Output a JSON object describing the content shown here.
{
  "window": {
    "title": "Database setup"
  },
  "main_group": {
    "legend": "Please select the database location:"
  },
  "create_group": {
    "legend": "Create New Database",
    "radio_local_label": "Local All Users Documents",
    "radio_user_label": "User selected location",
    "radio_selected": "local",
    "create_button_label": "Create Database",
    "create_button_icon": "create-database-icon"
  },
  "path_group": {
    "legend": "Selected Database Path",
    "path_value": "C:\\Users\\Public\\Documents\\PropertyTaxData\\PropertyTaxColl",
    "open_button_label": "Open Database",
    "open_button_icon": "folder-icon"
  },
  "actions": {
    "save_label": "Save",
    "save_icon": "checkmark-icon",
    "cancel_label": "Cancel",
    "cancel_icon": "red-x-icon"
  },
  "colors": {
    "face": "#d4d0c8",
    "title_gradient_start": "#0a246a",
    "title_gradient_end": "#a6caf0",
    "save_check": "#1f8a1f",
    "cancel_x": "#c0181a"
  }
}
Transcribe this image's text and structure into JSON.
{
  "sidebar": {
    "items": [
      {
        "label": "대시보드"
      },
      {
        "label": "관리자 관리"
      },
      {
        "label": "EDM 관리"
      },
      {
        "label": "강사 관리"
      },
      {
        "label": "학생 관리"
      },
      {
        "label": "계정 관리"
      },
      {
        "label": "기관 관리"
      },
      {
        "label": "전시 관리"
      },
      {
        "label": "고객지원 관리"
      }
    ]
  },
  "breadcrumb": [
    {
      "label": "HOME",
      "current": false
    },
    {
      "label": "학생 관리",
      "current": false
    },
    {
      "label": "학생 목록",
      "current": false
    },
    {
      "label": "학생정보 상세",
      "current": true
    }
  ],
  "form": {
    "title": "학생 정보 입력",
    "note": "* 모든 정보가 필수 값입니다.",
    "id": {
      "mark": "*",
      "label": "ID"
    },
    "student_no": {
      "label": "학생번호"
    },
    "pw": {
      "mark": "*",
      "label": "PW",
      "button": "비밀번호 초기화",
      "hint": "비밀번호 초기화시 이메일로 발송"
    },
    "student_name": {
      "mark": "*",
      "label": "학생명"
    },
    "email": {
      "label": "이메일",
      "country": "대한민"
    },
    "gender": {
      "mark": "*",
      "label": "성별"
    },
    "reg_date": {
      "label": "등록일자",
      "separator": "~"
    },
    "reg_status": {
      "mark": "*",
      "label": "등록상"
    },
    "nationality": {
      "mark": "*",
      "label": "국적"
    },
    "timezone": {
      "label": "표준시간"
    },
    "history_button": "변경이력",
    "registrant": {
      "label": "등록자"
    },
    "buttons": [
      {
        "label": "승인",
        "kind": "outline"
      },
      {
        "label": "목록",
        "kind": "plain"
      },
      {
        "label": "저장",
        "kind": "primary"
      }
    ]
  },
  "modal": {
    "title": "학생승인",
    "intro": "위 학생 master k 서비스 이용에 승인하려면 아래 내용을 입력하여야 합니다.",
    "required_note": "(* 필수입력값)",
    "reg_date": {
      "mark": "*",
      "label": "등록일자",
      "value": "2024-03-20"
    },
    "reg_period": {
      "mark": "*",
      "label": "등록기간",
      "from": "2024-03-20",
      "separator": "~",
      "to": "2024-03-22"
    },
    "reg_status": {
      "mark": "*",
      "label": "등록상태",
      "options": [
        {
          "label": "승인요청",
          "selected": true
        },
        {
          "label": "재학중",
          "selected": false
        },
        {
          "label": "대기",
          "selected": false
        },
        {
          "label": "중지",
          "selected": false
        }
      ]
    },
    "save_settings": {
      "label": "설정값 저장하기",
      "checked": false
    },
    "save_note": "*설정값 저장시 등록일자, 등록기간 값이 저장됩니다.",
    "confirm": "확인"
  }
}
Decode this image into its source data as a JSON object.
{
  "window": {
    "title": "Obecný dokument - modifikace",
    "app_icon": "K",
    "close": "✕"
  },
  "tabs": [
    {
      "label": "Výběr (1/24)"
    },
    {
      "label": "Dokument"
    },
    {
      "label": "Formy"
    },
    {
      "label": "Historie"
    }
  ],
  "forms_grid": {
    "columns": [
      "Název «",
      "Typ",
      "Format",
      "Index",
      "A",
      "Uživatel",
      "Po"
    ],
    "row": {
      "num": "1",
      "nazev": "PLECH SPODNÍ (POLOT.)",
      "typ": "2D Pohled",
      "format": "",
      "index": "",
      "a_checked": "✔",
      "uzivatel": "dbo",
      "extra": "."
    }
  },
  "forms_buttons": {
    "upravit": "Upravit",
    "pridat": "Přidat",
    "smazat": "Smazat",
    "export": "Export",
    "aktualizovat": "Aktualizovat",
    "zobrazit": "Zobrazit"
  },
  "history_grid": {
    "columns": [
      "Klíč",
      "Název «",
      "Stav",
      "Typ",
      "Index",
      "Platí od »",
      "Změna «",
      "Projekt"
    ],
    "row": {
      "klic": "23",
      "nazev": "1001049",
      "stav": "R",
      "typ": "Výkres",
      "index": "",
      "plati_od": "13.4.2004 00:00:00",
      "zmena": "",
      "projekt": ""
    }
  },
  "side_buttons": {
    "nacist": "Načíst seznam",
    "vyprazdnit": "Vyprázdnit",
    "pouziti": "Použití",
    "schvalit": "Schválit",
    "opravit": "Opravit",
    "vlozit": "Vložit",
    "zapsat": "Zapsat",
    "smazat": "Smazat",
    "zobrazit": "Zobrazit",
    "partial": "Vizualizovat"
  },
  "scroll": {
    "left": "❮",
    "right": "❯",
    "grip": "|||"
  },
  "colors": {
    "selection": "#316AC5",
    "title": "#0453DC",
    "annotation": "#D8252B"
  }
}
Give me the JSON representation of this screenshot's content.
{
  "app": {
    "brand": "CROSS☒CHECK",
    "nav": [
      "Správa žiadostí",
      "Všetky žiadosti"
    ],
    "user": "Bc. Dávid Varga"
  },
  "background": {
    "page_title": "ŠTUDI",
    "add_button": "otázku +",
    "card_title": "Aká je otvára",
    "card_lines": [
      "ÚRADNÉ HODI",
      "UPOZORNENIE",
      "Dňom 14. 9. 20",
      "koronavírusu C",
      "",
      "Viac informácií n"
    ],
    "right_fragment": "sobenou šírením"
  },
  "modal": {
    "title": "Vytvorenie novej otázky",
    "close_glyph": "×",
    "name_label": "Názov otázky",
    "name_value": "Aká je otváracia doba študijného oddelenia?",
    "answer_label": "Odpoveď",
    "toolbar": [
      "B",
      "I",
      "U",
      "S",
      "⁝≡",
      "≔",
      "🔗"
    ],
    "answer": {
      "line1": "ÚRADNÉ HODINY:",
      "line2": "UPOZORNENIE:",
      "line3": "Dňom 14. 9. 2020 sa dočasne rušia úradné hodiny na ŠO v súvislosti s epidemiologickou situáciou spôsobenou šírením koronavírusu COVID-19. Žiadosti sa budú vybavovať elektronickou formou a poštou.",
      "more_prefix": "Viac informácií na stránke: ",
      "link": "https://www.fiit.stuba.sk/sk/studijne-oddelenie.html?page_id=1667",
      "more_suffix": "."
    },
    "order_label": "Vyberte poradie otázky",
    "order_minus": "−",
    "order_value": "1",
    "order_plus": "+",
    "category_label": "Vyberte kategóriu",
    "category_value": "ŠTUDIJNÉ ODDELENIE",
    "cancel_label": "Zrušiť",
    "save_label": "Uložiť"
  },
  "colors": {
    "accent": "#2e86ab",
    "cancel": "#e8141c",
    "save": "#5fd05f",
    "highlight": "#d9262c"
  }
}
★ ★ ★ ★
Aim of the task
Return all of the data precisely as it appears.

Written response
Output a JSON object describing the content shown here.
{
  "window": {
    "title": "Database setup"
  },
  "main_group": {
    "legend": "Please select the database location:"
  },
  "create_group": {
    "legend": "Create New Database",
    "radio_local_label": "Local All Users Documents",
    "radio_user_label": "User selected location",
    "radio_selected": "local",
    "create_button_label": "Create Database",
    "create_button_icon": "create-database-icon"
  },
  "path_group": {
    "legend": "Selected Database Path",
    "path_value": "C:\\Users\\Public\\Documents\\PropertyTaxData\\PropertyTaxColl",
    "open_button_label": "Open Database",
    "open_button_icon": "folder-icon"
  },
  "actions": {
    "save_label": "Save",
    "save_icon": "checkmark-icon",
    "cancel_label": "Cancel",
    "cancel_icon": "red-x-icon"
  },
  "colors": {
    "face": "#d4d0c8",
    "title_gradient_start": "#0a246a",
    "title_gradient_end": "#a6caf0",
    "save_check": "#1f8a1f",
    "cancel_x": "#c0181a"
  }
}
Transcribe this image's text and structure into JSON.
{
  "sidebar": {
    "items": [
      {
        "label": "대시보드"
      },
      {
        "label": "관리자 관리"
      },
      {
        "label": "EDM 관리"
      },
      {
        "label": "강사 관리"
      },
      {
        "label": "학생 관리"
      },
      {
        "label": "계정 관리"
      },
      {
        "label": "기관 관리"
      },
      {
        "label": "전시 관리"
      },
      {
        "label": "고객지원 관리"
      }
    ]
  },
  "breadcrumb": [
    {
      "label": "HOME",
      "current": false
    },
    {
      "label": "학생 관리",
      "current": false
    },
    {
      "label": "학생 목록",
      "current": false
    },
    {
      "label": "학생정보 상세",
      "current": true
    }
  ],
  "form": {
    "title": "학생 정보 입력",
    "note": "* 모든 정보가 필수 값입니다.",
    "id": {
      "mark": "*",
      "label": "ID"
    },
    "student_no": {
      "label": "학생번호"
    },
    "pw": {
      "mark": "*",
      "label": "PW",
      "button": "비밀번호 초기화",
      "hint": "비밀번호 초기화시 이메일로 발송"
    },
    "student_name": {
      "mark": "*",
      "label": "학생명"
    },
    "email": {
      "label": "이메일",
      "country": "대한민"
    },
    "gender": {
      "mark": "*",
      "label": "성별"
    },
    "reg_date": {
      "label": "등록일자",
      "separator": "~"
    },
    "reg_status": {
      "mark": "*",
      "label": "등록상"
    },
    "nationality": {
      "mark": "*",
      "label": "국적"
    },
    "timezone": {
      "label": "표준시간"
    },
    "history_button": "변경이력",
    "registrant": {
      "label": "등록자"
    },
    "buttons": [
      {
        "label": "승인",
        "kind": "outline"
      },
      {
        "label": "목록",
        "kind": "plain"
      },
      {
        "label": "저장",
        "kind": "primary"
      }
    ]
  },
  "modal": {
    "title": "학생승인",
    "intro": "위 학생 master k 서비스 이용에 승인하려면 아래 내용을 입력하여야 합니다.",
    "required_note": "(* 필수입력값)",
    "reg_date": {
      "mark": "*",
      "label": "등록일자",
      "value": "2024-03-20"
    },
    "reg_period": {
      "mark": "*",
      "label": "등록기간",
      "from": "2024-03-20",
      "separator": "~",
      "to": "2024-03-22"
    },
    "reg_status": {
      "mark": "*",
      "label": "등록상태",
      "options": [
        {
          "label": "승인요청",
          "selected": true
        },
        {
          "label": "재학중",
          "selected": false
        },
        {
          "label": "대기",
          "selected": false
        },
        {
          "label": "중지",
          "selected": false
        }
      ]
    },
    "save_settings": {
      "label": "설정값 저장하기",
      "checked": false
    },
    "save_note": "*설정값 저장시 등록일자, 등록기간 값이 저장됩니다.",
    "confirm": "확인"
  }
}
Decode this image into its source data as a JSON object.
{
  "window": {
    "title": "Obecný dokument - modifikace",
    "app_icon": "K",
    "close": "✕"
  },
  "tabs": [
    {
      "label": "Výběr (1/24)"
    },
    {
      "label": "Dokument"
    },
    {
      "label": "Formy"
    },
    {
      "label": "Historie"
    }
  ],
  "forms_grid": {
    "columns": [
      "Název «",
      "Typ",
      "Format",
      "Index",
      "A",
      "Uživatel",
      "Po"
    ],
    "row": {
      "num": "1",
      "nazev": "PLECH SPODNÍ (POLOT.)",
      "typ": "2D Pohled",
      "format": "",
      "index": "",
      "a_checked": "✔",
      "uzivatel": "dbo",
      "extra": "."
    }
  },
  "forms_buttons": {
    "upravit": "Upravit",
    "pridat": "Přidat",
    "smazat": "Smazat",
    "export": "Export",
    "aktualizovat": "Aktualizovat",
    "zobrazit": "Zobrazit"
  },
  "history_grid": {
    "columns": [
      "Klíč",
      "Název «",
      "Stav",
      "Typ",
      "Index",
      "Platí od »",
      "Změna «",
      "Projekt"
    ],
    "row": {
      "klic": "23",
      "nazev": "1001049",
      "stav": "R",
      "typ": "Výkres",
      "index": "",
      "plati_od": "13.4.2004 00:00:00",
      "zmena": "",
      "projekt": ""
    }
  },
  "side_buttons": {
    "nacist": "Načíst seznam",
    "vyprazdnit": "Vyprázdnit",
    "pouziti": "Použití",
    "schvalit": "Schválit",
    "opravit": "Opravit",
    "vlozit": "Vložit",
    "zapsat": "Zapsat",
    "smazat": "Smazat",
    "zobrazit": "Zobrazit",
    "partial": "Vizualizovat"
  },
  "scroll": {
    "left": "❮",
    "right": "❯",
    "grip": "|||"
  },
  "colors": {
    "selection": "#316AC5",
    "title": "#0453DC",
    "annotation": "#D8252B"
  }
}
Give me the JSON representation of this screenshot's content.
{
  "app": {
    "brand": "CROSS☒CHECK",
    "nav": [
      "Správa žiadostí",
      "Všetky žiadosti"
    ],
    "user": "Bc. Dávid Varga"
  },
  "background": {
    "page_title": "ŠTUDI",
    "add_button": "otázku +",
    "card_title": "Aká je otvára",
    "card_lines": [
      "ÚRADNÉ HODI",
      "UPOZORNENIE",
      "Dňom 14. 9. 20",
      "koronavírusu C",
      "",
      "Viac informácií n"
    ],
    "right_fragment": "sobenou šírením"
  },
  "modal": {
    "title": "Vytvorenie novej otázky",
    "close_glyph": "×",
    "name_label": "Názov otázky",
    "name_value": "Aká je otváracia doba študijného oddelenia?",
    "answer_label": "Odpoveď",
    "toolbar": [
      "B",
      "I",
      "U",
      "S",
      "⁝≡",
      "≔",
      "🔗"
    ],
    "answer": {
      "line1": "ÚRADNÉ HODINY:",
      "line2": "UPOZORNENIE:",
      "line3": "Dňom 14. 9. 2020 sa dočasne rušia úradné hodiny na ŠO v súvislosti s epidemiologickou situáciou spôsobenou šírením koronavírusu COVID-19. Žiadosti sa budú vybavovať elektronickou formou a poštou.",
      "more_prefix": "Viac informácií na stránke: ",
      "link": "https://www.fiit.stuba.sk/sk/studijne-oddelenie.html?page_id=1667",
      "more_suffix": "."
    },
    "order_label": "Vyberte poradie otázky",
    "order_minus": "−",
    "order_value": "1",
    "order_plus": "+",
    "category_label": "Vyberte kategóriu",
    "category_value": "ŠTUDIJNÉ ODDELENIE",
    "cancel_label": "Zrušiť",
    "save_label": "Uložiť"
  },
  "colors": {
    "accent": "#2e86ab",
    "cancel": "#e8141c",
    "save": "#5fd05f",
    "highlight": "#d9262c"
  }
}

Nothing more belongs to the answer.